> **EXERCISE INPUTS**
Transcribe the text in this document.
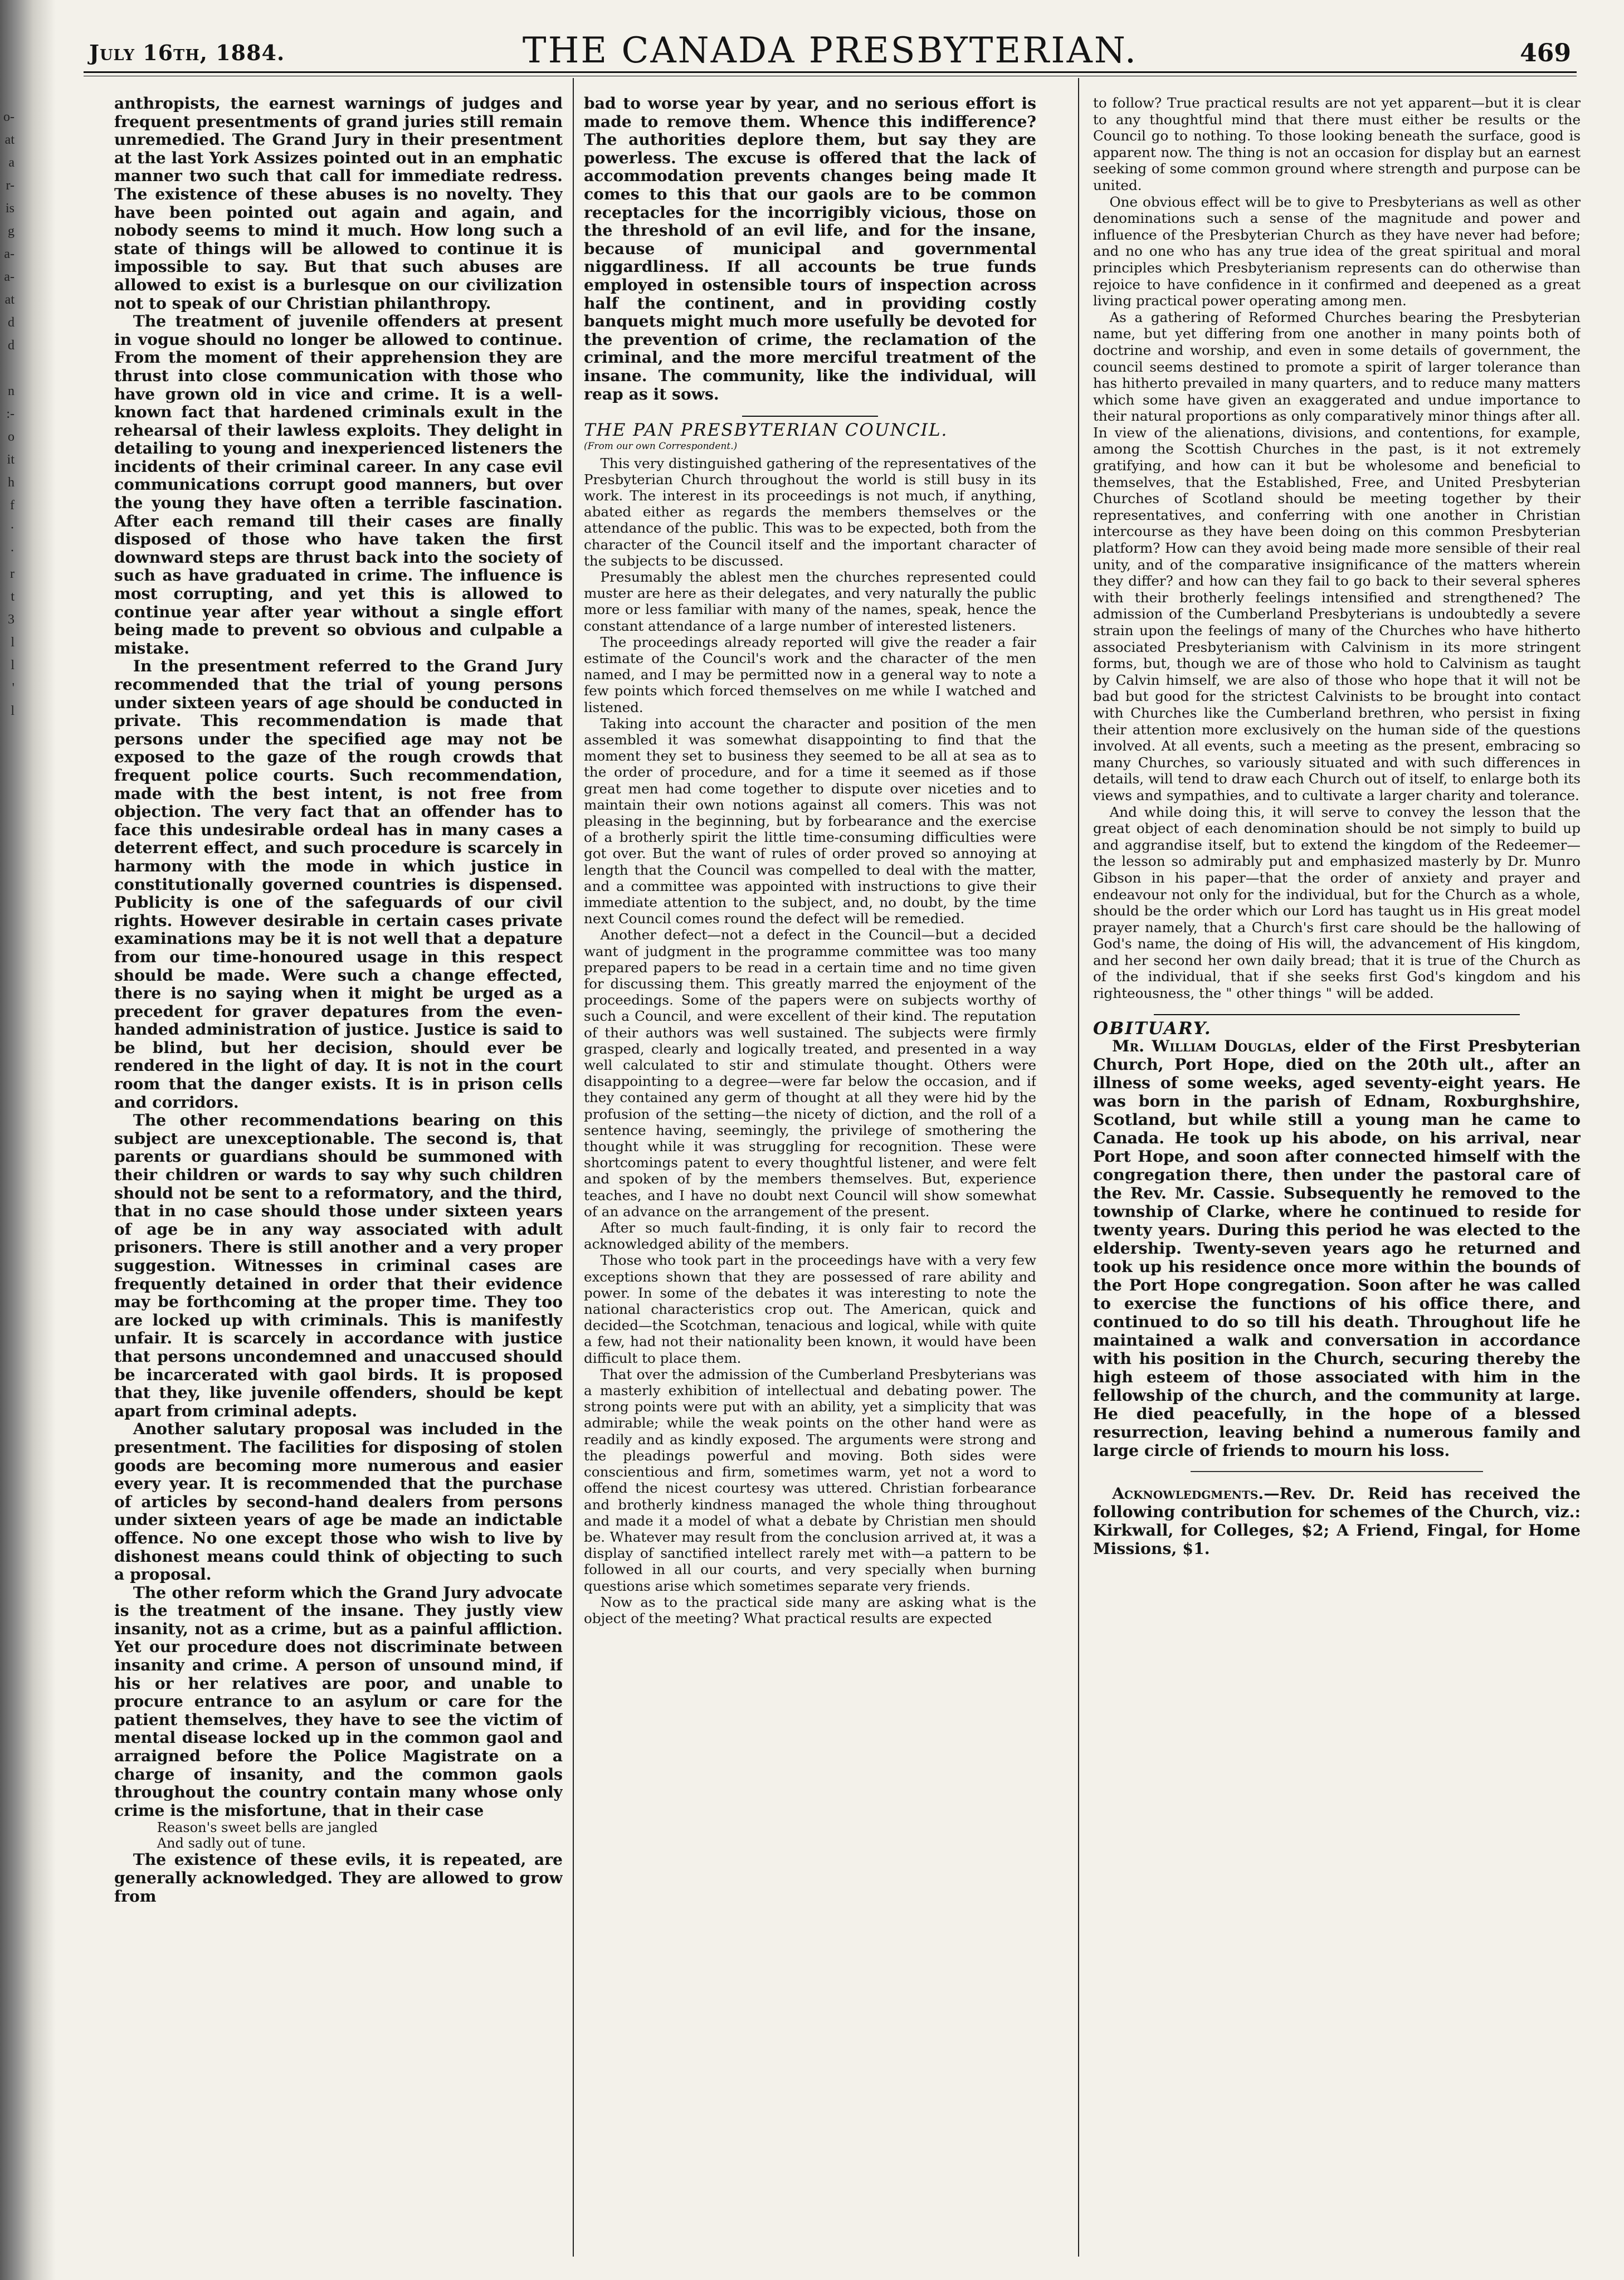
o-
at
a
r-
is
g
a-
a-
at
d
d
n
:-
o
it
h
f
·
·
r
t
3
l
l
'
l
July 16th, 1884.	THE CANADA PRESBYTERIAN.	469

anthropists, the earnest warnings of judges and frequent presentments of grand juries still remain unremedied. The Grand Jury in their presentment at the last York Assizes pointed out in an emphatic manner two such that call for immediate redress. The existence of these abuses is no novelty. They have been pointed out again and again, and nobody seems to mind it much. How long such a state of things will be allowed to continue it is impossible to say. But that such abuses are allowed to exist is a burlesque on our civilization not to speak of our Christian philanthropy.

The treatment of juvenile offenders at present in vogue should no longer be allowed to continue. From the moment of their apprehension they are thrust into close communication with those who have grown old in vice and crime. It is a well-known fact that hardened criminals exult in the rehearsal of their lawless exploits. They delight in detailing to young and inexperienced listeners the incidents of their criminal career. In any case evil communications corrupt good manners, but over the young they have often a terrible fascination. After each remand till their cases are finally disposed of those who have taken the first downward steps are thrust back into the society of such as have graduated in crime. The influence is most corrupting, and yet this is allowed to continue year after year without a single effort being made to prevent so obvious and culpable a mistake.

In the presentment referred to the Grand Jury recommended that the trial of young persons under sixteen years of age should be conducted in private. This recommendation is made that persons under the specified age may not be exposed to the gaze of the rough crowds that frequent police courts. Such recommendation, made with the best intent, is not free from objection. The very fact that an offender has to face this undesirable ordeal has in many cases a deterrent effect, and such procedure is scarcely in harmony with the mode in which justice in constitutionally governed countries is dispensed. Publicity is one of the safeguards of our civil rights. However desirable in certain cases private examinations may be it is not well that a depature from our time-honoured usage in this respect should be made. Were such a change effected, there is no saying when it might be urged as a precedent for graver depatures from the even-handed administration of justice. Justice is said to be blind, but her decision, should ever be rendered in the light of day. It is not in the court room that the danger exists. It is in prison cells and corridors.

The other recommendations bearing on this subject are unexceptionable. The second is, that parents or guardians should be summoned with their children or wards to say why such children should not be sent to a reformatory, and the third, that in no case should those under sixteen years of age be in any way associated with adult prisoners. There is still another and a very proper suggestion. Witnesses in criminal cases are frequently detained in order that their evidence may be forthcoming at the proper time. They too are locked up with criminals. This is manifestly unfair. It is scarcely in accordance with justice that persons uncondemned and unaccused should be incarcerated with gaol birds. It is proposed that they, like juvenile offenders, should be kept apart from criminal adepts.

Another salutary proposal was included in the presentment. The facilities for disposing of stolen goods are becoming more numerous and easier every year. It is recommended that the purchase of articles by second-hand dealers from persons under sixteen years of age be made an indictable offence. No one except those who wish to live by dishonest means could think of objecting to such a proposal.

The other reform which the Grand Jury advocate is the treatment of the insane. They justly view insanity, not as a crime, but as a painful affliction. Yet our procedure does not discriminate between insanity and crime. A person of unsound mind, if his or her relatives are poor, and unable to procure entrance to an asylum or care for the patient themselves, they have to see the victim of mental disease locked up in the common gaol and arraigned before the Police Magistrate on a charge of insanity, and the common gaols throughout the country contain many whose only crime is the misfortune, that in their case

Reason's sweet bells are jangled

And sadly out of tune.

The existence of these evils, it is repeated, are generally acknowledged. They are allowed to grow from

bad to worse year by year, and no serious effort is made to remove them. Whence this indifference? The authorities deplore them, but say they are powerless. The excuse is offered that the lack of accommodation prevents changes being made It comes to this that our gaols are to be common receptacles for the incorrigibly vicious, those on the threshold of an evil life, and for the insane, because of municipal and governmental niggardliness. If all accounts be true funds employed in ostensible tours of inspection across half the continent, and in providing costly banquets might much more usefully be devoted for the prevention of crime, the reclamation of the criminal, and the more merciful treatment of the insane. The community, like the individual, will reap as it sows.

THE PAN PRESBYTERIAN COUNCIL.

(From our own Correspondent.)

This very distinguished gathering of the representatives of the Presbyterian Church throughout the world is still busy in its work. The interest in its proceedings is not much, if anything, abated either as regards the members themselves or the attendance of the public. This was to be expected, both from the character of the Council itself and the important character of the subjects to be discussed.

Presumably the ablest men the churches represented could muster are here as their delegates, and very naturally the public more or less familiar with many of the names, speak, hence the constant attendance of a large number of interested listeners.

The proceedings already reported will give the reader a fair estimate of the Council's work and the character of the men named, and I may be permitted now in a general way to note a few points which forced themselves on me while I watched and listened.

Taking into account the character and position of the men assembled it was somewhat disappointing to find that the moment they set to business they seemed to be all at sea as to the order of procedure, and for a time it seemed as if those great men had come together to dispute over niceties and to maintain their own notions against all comers. This was not pleasing in the beginning, but by forbearance and the exercise of a brotherly spirit the little time-consuming difficulties were got over. But the want of rules of order proved so annoying at length that the Council was compelled to deal with the matter, and a committee was appointed with instructions to give their immediate attention to the subject, and, no doubt, by the time next Council comes round the defect will be remedied.

Another defect—not a defect in the Council—but a decided want of judgment in the programme committee was too many prepared papers to be read in a certain time and no time given for discussing them. This greatly marred the enjoyment of the proceedings. Some of the papers were on subjects worthy of such a Council, and were excellent of their kind. The reputation of their authors was well sustained. The subjects were firmly grasped, clearly and logically treated, and presented in a way well calculated to stir and stimulate thought. Others were disappointing to a degree—were far below the occasion, and if they contained any germ of thought at all they were hid by the profusion of the setting—the nicety of diction, and the roll of a sentence having, seemingly, the privilege of smothering the thought while it was struggling for recognition. These were shortcomings patent to every thoughtful listener, and were felt and spoken of by the members themselves. But, experience teaches, and I have no doubt next Council will show somewhat of an advance on the arrangement of the present.

After so much fault-finding, it is only fair to record the acknowledged ability of the members.

Those who took part in the proceedings have with a very few exceptions shown that they are possessed of rare ability and power. In some of the debates it was interesting to note the national characteristics crop out. The American, quick and decided—the Scotchman, tenacious and logical, while with quite a few, had not their nationality been known, it would have been difficult to place them.

That over the admission of the Cumberland Presbyterians was a masterly exhibition of intellectual and debating power. The strong points were put with an ability, yet a simplicity that was admirable; while the weak points on the other hand were as readily and as kindly exposed. The arguments were strong and the pleadings powerful and moving. Both sides were conscientious and firm, sometimes warm, yet not a word to offend the nicest courtesy was uttered. Christian forbearance and brotherly kindness managed the whole thing throughout and made it a model of what a debate by Christian men should be. Whatever may result from the conclusion arrived at, it was a display of sanctified intellect rarely met with—a pattern to be followed in all our courts, and very specially when burning questions arise which sometimes separate very friends.

Now as to the practical side many are asking what is the object of the meeting? What practical results are expected

to follow? True practical results are not yet apparent—but it is clear to any thoughtful mind that there must either be results or the Council go to nothing. To those looking beneath the surface, good is apparent now. The thing is not an occasion for display but an earnest seeking of some common ground where strength and purpose can be united.

One obvious effect will be to give to Presbyterians as well as other denominations such a sense of the magnitude and power and influence of the Presbyterian Church as they have never had before; and no one who has any true idea of the great spiritual and moral principles which Presbyterianism represents can do otherwise than rejoice to have confidence in it confirmed and deepened as a great living practical power operating among men.

As a gathering of Reformed Churches bearing the Presbyterian name, but yet differing from one another in many points both of doctrine and worship, and even in some details of government, the council seems destined to promote a spirit of larger tolerance than has hitherto prevailed in many quarters, and to reduce many matters which some have given an exaggerated and undue importance to their natural proportions as only comparatively minor things after all. In view of the alienations, divisions, and contentions, for example, among the Scottish Churches in the past, is it not extremely gratifying, and how can it but be wholesome and beneficial to themselves, that the Established, Free, and United Presbyterian Churches of Scotland should be meeting together by their representatives, and conferring with one another in Christian intercourse as they have been doing on this common Presbyterian platform? How can they avoid being made more sensible of their real unity, and of the comparative insignificance of the matters wherein they differ? and how can they fail to go back to their several spheres with their brotherly feelings intensified and strengthened? The admission of the Cumberland Presbyterians is undoubtedly a severe strain upon the feelings of many of the Churches who have hitherto associated Presbyterianism with Calvinism in its more stringent forms, but, though we are of those who hold to Calvinism as taught by Calvin himself, we are also of those who hope that it will not be bad but good for the strictest Calvinists to be brought into contact with Churches like the Cumberland brethren, who persist in fixing their attention more exclusively on the human side of the questions involved. At all events, such a meeting as the present, embracing so many Churches, so variously situated and with such differences in details, will tend to draw each Church out of itself, to enlarge both its views and sympathies, and to cultivate a larger charity and tolerance.

And while doing this, it will serve to convey the lesson that the great object of each denomination should be not simply to build up and aggrandise itself, but to extend the kingdom of the Redeemer—the lesson so admirably put and emphasized masterly by Dr. Munro Gibson in his paper—that the order of anxiety and prayer and endeavour not only for the individual, but for the Church as a whole, should be the order which our Lord has taught us in His great model prayer namely, that a Church's first care should be the hallowing of God's name, the doing of His will, the advancement of His kingdom, and her second her own daily bread; that it is true of the Church as of the individual, that if she seeks first God's kingdom and his righteousness, the " other things " will be added.

OBITUARY.

Mr. William Douglas, elder of the First Presbyterian Church, Port Hope, died on the 20th ult., after an illness of some weeks, aged seventy-eight years. He was born in the parish of Ednam, Roxburghshire, Scotland, but while still a young man he came to Canada. He took up his abode, on his arrival, near Port Hope, and soon after connected himself with the congregation there, then under the pastoral care of the Rev. Mr. Cassie. Subsequently he removed to the township of Clarke, where he continued to reside for twenty years. During this period he was elected to the eldership. Twenty-seven years ago he returned and took up his residence once more within the bounds of the Port Hope congregation. Soon after he was called to exercise the functions of his office there, and continued to do so till his death. Throughout life he maintained a walk and conversation in accordance with his position in the Church, securing thereby the high esteem of those associated with him in the fellowship of the church, and the community at large. He died peacefully, in the hope of a blessed resurrection, leaving behind a numerous family and large circle of friends to mourn his loss.

Acknowledgments.—Rev. Dr. Reid has received the following contribution for schemes of the Church, viz.: Kirkwall, for Colleges, $2; A Friend, Fingal, for Home Missions, $1.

> **WHAT YOU HAVE TO DO**
Using the material above, return each line in which the word "obvious" occurs.

> **EXERCISE RESULT**
The treatment of juvenile offenders at present in vogue should no longer be allowed to continue. From the moment of their apprehension they are thrust into close communication with those who have grown old in vice and crime. It is a well-known fact that hardened criminals exult in the rehearsal of their lawless exploits. They delight in detailing to young and inexperienced listeners the incidents of their criminal career. In any case evil communications corrupt good manners, but over the young they have often a terrible fascination. After each remand till their cases are finally disposed of those who have taken the first downward steps are thrust back into the society of such as have graduated in crime. The influence is most corrupting, and yet this is allowed to continue year after year without a single effort being made to prevent so obvious and culpable a mistake.
One obvious effect will be to give to Presbyterians as well as other denominations such a sense of the magnitude and power and influence of the Presbyterian Church as they have never had before; and no one who has any true idea of the great spiritual and moral principles which Presbyterianism represents can do otherwise than rejoice to have confidence in it confirmed and deepened as a great living practical power operating among men.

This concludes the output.